• _Dataset rows_:

□ □ □ □ □ □ □

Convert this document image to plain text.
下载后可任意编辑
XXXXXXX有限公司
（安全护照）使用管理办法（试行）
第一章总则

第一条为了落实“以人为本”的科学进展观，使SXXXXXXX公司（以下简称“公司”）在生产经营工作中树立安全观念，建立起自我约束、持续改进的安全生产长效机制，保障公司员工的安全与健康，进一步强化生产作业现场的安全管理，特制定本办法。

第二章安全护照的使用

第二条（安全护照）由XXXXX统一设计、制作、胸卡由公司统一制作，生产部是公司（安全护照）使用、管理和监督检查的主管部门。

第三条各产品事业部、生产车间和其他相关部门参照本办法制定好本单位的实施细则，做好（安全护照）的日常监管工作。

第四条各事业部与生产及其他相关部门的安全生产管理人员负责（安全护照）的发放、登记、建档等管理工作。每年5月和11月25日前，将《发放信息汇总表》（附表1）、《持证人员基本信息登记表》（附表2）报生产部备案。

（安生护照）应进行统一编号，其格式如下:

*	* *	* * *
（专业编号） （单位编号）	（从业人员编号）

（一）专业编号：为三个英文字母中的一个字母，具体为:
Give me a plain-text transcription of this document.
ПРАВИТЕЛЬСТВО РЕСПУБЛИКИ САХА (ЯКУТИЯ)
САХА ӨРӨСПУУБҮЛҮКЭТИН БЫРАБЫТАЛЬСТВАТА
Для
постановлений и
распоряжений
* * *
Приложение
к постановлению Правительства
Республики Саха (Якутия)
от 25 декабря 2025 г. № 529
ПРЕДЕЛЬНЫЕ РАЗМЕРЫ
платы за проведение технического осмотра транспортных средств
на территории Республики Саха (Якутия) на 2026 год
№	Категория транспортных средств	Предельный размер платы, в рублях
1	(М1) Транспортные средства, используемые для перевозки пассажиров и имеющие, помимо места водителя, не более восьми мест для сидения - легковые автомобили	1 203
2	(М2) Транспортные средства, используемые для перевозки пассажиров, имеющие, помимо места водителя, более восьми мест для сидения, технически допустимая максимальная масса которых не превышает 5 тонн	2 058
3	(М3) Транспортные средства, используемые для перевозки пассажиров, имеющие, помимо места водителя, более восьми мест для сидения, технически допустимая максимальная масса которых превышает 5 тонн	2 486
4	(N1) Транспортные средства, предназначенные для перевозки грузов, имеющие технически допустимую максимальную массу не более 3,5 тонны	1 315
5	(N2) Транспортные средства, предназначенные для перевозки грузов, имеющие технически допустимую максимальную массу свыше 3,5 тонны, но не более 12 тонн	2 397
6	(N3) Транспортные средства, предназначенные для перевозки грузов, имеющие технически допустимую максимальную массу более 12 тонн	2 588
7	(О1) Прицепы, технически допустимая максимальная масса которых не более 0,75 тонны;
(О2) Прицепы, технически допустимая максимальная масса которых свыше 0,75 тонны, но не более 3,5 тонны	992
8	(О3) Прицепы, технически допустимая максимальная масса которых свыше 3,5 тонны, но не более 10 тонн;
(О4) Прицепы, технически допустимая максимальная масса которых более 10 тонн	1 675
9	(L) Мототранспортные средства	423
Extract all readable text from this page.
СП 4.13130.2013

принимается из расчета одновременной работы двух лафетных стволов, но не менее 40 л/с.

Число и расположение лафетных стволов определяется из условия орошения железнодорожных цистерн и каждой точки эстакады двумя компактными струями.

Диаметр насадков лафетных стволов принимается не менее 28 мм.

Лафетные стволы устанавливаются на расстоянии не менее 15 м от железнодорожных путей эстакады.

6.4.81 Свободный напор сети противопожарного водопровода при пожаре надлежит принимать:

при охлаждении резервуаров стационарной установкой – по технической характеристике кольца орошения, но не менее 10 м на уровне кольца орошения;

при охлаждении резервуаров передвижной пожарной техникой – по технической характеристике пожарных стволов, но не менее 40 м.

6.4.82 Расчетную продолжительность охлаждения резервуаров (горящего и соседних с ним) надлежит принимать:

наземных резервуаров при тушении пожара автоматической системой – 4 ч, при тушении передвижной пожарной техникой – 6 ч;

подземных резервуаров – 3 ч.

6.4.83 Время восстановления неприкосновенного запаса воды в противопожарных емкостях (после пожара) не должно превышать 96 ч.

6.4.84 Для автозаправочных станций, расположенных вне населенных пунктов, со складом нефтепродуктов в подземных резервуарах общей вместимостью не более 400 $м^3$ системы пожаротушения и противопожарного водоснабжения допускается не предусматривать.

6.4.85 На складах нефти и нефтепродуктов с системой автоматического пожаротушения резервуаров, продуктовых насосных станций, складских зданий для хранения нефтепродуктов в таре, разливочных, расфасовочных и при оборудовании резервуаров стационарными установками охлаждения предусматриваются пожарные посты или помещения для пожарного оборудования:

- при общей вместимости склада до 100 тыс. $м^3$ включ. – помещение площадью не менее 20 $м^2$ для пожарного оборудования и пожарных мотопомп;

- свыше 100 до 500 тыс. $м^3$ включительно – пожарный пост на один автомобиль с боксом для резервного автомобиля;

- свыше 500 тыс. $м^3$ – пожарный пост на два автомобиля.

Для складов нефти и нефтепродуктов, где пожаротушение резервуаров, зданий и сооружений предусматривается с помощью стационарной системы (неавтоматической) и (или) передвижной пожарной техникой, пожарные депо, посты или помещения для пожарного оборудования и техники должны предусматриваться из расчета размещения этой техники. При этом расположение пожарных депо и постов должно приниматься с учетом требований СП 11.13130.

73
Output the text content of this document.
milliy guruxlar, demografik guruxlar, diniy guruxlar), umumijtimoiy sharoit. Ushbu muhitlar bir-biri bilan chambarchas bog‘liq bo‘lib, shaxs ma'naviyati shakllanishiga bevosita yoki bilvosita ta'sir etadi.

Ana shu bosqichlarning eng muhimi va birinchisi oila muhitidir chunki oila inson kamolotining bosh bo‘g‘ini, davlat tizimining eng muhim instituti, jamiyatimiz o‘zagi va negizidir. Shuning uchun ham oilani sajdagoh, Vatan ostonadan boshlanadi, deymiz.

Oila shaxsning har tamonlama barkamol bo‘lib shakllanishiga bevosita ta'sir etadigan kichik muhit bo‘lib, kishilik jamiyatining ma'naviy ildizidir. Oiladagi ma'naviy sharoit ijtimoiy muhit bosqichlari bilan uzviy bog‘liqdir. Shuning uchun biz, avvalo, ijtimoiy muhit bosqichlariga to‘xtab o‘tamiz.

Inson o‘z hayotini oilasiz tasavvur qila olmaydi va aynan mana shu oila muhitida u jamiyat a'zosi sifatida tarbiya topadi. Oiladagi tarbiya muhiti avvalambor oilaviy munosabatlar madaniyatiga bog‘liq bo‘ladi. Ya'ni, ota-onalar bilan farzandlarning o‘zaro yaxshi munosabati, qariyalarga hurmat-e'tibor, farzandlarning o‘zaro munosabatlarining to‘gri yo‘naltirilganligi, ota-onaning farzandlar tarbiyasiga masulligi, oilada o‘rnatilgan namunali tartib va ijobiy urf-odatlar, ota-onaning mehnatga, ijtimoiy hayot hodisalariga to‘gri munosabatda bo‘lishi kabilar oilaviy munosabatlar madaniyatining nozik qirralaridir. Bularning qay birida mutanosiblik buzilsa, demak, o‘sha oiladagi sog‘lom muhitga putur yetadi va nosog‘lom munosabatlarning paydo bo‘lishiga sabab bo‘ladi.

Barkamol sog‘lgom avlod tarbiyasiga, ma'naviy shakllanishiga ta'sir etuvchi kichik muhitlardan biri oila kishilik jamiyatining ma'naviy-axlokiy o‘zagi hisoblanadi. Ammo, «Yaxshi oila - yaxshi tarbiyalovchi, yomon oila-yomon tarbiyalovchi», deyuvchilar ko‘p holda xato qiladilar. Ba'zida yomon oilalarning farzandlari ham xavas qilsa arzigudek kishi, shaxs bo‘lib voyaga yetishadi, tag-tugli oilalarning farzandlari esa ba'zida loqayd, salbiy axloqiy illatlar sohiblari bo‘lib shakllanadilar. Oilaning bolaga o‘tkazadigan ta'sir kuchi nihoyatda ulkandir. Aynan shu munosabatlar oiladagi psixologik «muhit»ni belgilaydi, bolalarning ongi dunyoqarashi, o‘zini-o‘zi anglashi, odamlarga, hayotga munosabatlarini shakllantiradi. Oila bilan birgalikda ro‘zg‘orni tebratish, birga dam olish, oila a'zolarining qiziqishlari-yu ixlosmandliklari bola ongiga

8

□ □ □ □ □ □ □

• _Goal_: Every line in the data above that contains "лафетных" needs to be copied.

• _Complete output_:
принимается из расчета одновременной работы двух лафетных стволов, но не менее 40 л/с.
Число и расположение лафетных стволов определяется из условия орошения железнодорожных цистерн и каждой точки эстакады двумя компактными струями.
Диаметр насадков лафетных стволов принимается не менее 28 мм.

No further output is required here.